>> Begin Data listing

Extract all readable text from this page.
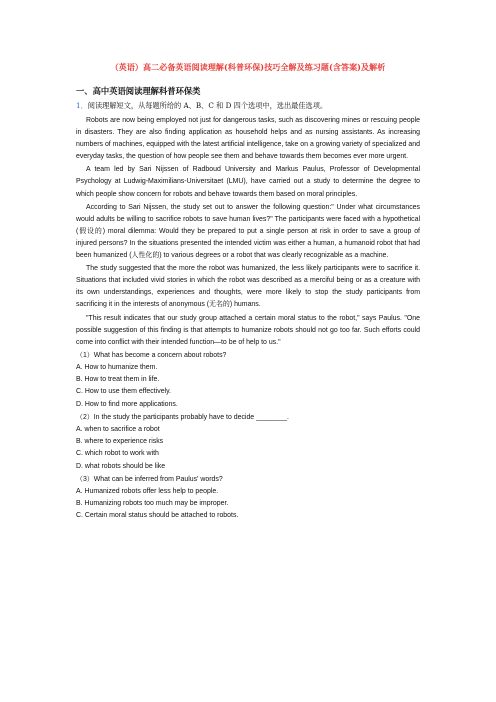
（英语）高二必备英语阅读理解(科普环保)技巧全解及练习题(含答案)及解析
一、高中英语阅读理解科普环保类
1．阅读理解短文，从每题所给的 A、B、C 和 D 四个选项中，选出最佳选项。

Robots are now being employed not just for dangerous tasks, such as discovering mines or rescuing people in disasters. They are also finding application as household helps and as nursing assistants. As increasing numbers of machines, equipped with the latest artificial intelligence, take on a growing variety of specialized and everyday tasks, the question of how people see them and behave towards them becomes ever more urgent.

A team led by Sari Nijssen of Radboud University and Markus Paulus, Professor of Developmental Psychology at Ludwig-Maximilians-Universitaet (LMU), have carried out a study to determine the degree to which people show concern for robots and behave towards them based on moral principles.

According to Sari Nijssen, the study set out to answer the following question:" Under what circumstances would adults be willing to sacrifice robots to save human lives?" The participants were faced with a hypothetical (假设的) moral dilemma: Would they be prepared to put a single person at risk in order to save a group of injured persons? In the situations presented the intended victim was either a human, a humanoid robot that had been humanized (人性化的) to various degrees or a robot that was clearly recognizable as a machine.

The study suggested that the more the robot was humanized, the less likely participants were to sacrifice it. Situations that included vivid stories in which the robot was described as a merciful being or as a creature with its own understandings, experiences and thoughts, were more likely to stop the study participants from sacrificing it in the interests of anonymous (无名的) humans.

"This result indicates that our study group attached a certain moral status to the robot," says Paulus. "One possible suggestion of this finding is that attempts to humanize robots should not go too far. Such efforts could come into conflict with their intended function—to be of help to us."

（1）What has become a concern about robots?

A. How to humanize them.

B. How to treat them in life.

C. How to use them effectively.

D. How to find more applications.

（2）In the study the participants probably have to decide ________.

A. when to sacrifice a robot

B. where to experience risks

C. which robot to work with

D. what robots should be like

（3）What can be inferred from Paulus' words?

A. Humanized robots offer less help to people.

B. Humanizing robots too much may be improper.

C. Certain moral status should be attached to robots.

>> End Data listing

_Given instruction_: Pick out the lines above containing the word "from", then copy them.

_Exercise answer_:
Extract all readable text from this page.
The study suggested that the more the robot was humanized, the less likely participants were to sacrifice it. Situations that included vivid stories in which the robot was described as a merciful being or as a creature with its own understandings, experiences and thoughts, were more likely to stop the study participants from sacrificing it in the interests of anonymous (无名的) humans.
（3）What can be inferred from Paulus' words?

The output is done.